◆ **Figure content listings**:
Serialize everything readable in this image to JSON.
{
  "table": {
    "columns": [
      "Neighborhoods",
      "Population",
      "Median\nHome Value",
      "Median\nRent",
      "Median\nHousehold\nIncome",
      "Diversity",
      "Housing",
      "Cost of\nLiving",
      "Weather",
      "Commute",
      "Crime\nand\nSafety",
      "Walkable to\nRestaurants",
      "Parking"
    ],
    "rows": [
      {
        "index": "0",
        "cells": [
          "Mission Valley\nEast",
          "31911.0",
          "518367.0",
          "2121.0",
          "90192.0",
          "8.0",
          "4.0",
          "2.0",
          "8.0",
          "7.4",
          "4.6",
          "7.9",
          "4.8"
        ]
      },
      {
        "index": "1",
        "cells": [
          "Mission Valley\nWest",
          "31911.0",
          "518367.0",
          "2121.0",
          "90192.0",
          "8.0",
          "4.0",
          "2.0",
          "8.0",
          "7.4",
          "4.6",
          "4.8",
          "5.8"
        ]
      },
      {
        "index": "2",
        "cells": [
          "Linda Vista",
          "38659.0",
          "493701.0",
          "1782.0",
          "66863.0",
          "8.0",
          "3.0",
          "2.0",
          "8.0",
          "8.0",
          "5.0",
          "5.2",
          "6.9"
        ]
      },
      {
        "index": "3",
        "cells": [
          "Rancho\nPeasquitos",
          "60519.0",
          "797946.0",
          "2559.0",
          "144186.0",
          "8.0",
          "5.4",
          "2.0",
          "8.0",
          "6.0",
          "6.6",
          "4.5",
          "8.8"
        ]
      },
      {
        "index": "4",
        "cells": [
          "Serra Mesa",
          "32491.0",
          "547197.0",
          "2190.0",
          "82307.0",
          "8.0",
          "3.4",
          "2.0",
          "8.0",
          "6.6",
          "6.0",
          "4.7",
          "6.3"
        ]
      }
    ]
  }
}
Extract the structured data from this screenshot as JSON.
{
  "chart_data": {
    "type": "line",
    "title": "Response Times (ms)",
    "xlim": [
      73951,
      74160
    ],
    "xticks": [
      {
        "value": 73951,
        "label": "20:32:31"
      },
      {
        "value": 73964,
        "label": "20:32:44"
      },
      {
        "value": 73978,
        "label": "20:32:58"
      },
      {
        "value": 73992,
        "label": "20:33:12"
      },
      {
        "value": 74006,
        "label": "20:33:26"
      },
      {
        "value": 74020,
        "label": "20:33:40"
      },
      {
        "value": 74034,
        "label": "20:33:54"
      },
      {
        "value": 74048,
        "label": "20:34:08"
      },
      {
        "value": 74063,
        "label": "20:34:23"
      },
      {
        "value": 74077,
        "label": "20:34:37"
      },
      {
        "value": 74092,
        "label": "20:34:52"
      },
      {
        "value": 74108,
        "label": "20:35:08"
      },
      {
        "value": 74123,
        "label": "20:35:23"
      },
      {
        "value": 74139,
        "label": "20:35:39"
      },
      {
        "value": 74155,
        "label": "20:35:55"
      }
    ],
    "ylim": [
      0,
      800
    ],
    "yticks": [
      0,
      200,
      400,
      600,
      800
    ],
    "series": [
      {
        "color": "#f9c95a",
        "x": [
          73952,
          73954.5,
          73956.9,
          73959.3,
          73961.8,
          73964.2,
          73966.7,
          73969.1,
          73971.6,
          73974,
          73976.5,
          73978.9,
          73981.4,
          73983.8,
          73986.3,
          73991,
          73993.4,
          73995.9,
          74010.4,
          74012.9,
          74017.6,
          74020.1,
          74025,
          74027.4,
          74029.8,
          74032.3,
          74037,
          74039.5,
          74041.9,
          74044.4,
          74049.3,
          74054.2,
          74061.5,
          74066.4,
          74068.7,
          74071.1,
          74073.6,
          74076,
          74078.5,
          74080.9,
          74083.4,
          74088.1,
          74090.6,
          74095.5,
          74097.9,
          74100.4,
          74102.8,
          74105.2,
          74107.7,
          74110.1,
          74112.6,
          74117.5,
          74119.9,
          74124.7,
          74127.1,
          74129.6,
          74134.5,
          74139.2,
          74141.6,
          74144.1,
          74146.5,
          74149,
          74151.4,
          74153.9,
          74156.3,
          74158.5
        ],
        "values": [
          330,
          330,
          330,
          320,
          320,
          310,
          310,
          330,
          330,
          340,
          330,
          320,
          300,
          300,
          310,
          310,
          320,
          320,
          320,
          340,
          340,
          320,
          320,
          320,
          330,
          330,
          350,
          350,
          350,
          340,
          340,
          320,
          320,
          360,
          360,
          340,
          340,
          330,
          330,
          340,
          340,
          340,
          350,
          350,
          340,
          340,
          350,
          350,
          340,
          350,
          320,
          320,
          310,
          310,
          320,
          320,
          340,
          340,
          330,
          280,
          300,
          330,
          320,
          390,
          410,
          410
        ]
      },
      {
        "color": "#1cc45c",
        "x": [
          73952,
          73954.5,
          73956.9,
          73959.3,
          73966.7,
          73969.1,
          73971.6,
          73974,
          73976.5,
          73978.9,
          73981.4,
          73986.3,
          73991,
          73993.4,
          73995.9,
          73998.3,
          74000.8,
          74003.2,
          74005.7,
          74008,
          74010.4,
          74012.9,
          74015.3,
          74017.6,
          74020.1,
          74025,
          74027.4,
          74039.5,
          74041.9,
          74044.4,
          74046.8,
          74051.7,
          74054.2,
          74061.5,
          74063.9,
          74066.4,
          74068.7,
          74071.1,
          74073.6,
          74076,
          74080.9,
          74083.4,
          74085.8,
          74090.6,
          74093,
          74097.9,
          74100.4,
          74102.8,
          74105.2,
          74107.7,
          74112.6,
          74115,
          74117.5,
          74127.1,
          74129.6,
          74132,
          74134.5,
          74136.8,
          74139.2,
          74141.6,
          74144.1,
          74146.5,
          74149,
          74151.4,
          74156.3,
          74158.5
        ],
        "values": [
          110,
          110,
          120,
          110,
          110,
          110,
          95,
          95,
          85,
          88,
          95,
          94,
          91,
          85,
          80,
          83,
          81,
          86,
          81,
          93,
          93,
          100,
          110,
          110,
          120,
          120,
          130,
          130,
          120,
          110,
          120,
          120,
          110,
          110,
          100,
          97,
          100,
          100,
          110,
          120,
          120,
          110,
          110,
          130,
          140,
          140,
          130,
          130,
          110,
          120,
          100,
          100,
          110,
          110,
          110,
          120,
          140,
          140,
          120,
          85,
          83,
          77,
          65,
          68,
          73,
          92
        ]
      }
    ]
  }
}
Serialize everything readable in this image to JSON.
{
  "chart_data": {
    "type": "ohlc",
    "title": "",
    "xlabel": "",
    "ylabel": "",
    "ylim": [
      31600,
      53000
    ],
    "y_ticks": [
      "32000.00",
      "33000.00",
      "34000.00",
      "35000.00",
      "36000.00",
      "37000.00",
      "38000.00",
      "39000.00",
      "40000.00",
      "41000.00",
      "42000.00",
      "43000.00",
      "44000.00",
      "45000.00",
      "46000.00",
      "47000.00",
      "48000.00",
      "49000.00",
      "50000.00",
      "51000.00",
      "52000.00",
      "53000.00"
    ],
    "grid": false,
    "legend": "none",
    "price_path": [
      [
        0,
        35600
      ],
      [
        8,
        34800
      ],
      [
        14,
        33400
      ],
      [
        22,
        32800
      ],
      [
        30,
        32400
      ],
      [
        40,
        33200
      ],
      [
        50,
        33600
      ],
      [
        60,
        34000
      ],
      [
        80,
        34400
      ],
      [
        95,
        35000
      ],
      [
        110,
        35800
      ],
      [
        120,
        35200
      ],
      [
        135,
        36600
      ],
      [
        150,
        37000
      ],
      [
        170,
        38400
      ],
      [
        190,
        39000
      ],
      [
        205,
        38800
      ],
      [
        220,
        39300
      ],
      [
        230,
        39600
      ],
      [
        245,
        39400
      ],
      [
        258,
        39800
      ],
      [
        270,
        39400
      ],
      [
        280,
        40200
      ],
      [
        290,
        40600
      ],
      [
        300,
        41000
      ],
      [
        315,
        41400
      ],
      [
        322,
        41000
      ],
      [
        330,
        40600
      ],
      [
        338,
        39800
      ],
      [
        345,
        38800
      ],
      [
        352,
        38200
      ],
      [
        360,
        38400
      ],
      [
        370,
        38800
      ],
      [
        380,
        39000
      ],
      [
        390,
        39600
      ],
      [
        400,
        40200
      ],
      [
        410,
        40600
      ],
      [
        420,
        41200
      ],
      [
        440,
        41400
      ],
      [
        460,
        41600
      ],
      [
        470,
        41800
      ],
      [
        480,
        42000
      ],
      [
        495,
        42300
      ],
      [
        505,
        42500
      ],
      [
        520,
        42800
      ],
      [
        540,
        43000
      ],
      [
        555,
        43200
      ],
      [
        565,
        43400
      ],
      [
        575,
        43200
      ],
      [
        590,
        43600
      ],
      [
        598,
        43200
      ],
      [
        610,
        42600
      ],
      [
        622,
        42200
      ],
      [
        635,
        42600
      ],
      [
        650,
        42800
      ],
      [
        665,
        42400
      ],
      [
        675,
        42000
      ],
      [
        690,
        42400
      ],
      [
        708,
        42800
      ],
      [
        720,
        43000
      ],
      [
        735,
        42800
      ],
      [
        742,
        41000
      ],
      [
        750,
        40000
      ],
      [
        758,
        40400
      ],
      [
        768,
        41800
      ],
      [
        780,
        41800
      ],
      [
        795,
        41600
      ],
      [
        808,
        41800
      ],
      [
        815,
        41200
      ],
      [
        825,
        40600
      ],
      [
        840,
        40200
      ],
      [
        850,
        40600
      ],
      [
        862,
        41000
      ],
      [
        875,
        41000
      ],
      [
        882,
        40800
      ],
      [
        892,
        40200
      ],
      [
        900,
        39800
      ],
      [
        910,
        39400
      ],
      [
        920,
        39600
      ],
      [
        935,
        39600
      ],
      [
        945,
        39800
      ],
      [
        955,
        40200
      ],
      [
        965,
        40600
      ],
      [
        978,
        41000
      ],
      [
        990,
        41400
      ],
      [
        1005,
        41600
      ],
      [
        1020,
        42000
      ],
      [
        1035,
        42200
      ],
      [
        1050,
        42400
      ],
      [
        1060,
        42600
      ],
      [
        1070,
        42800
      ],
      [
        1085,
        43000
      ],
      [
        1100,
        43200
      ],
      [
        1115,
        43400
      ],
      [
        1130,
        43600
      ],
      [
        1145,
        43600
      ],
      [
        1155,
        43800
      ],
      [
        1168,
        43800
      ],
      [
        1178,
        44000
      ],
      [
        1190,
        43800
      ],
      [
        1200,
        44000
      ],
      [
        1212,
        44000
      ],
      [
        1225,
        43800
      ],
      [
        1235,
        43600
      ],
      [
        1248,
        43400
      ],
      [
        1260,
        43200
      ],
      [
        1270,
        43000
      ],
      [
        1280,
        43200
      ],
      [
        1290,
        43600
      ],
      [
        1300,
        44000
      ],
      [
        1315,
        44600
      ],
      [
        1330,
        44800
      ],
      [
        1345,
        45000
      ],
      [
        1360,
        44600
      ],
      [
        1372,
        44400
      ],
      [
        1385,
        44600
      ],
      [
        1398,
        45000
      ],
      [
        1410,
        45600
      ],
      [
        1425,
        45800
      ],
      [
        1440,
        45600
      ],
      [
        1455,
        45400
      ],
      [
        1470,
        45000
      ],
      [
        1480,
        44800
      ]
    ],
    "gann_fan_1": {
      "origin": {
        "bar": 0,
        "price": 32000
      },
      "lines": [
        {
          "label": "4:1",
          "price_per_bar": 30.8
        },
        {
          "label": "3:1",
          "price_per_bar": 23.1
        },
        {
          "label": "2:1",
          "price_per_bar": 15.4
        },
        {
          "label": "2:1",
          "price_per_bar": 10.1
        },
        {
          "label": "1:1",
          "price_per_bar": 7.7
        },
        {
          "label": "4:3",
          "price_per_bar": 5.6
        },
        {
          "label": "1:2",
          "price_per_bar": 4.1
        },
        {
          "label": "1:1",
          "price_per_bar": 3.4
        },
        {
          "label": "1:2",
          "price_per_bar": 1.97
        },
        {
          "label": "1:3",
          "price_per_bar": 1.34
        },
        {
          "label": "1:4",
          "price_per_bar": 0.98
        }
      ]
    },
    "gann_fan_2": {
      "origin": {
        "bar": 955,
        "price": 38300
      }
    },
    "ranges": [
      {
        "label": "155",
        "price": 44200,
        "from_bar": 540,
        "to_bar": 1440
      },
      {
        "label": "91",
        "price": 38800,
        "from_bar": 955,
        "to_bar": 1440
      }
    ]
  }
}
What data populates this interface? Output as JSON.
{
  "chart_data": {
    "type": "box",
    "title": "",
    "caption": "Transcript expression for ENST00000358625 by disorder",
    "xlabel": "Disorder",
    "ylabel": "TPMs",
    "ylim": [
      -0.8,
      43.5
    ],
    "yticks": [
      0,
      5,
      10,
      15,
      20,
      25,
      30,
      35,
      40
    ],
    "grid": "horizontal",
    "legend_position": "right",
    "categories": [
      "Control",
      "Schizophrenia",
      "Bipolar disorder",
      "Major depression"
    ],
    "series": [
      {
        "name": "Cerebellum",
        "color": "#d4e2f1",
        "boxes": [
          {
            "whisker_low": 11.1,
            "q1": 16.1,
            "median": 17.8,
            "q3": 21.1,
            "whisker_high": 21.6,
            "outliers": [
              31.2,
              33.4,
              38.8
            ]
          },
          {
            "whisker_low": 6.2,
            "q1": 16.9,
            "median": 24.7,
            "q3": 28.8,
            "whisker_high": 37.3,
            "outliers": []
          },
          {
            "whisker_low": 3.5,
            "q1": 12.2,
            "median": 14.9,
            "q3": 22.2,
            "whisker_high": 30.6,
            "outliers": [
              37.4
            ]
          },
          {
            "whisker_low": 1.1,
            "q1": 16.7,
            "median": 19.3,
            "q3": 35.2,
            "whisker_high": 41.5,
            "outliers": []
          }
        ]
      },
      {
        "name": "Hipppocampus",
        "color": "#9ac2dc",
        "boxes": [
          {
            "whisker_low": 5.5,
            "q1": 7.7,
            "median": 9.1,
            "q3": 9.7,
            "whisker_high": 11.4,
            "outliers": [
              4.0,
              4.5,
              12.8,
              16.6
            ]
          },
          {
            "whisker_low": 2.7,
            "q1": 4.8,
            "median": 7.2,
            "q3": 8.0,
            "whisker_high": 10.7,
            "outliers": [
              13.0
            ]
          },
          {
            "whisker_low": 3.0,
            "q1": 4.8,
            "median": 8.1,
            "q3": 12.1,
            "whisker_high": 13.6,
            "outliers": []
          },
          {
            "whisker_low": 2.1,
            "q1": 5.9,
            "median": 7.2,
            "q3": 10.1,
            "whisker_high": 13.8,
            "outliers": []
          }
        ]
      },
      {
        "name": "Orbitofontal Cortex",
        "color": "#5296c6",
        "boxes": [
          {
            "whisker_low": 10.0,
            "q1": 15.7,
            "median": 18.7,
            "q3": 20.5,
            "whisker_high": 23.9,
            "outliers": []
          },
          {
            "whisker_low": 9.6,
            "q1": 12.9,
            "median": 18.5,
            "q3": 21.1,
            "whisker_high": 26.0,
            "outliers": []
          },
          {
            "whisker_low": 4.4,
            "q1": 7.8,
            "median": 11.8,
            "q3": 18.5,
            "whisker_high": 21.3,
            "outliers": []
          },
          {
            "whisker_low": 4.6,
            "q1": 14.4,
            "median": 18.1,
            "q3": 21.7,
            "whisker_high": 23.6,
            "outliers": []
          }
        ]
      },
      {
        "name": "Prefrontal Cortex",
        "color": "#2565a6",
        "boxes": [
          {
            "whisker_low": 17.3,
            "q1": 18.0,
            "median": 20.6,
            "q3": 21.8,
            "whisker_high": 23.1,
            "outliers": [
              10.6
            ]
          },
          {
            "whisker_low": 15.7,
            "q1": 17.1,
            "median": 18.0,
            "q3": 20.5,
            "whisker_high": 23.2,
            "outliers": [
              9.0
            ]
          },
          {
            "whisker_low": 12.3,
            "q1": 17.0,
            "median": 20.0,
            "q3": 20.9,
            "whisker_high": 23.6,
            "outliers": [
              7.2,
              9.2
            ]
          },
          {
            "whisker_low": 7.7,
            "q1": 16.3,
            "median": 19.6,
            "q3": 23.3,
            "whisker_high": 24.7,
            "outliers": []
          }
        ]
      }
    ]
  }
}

◆ **WORK REQUIRED**:
Collect every line with the string "Mission" from the records, and copy each.

◆ **THE REPLY**:
          "Mission Valley\nEast",
          "Mission Valley\nWest",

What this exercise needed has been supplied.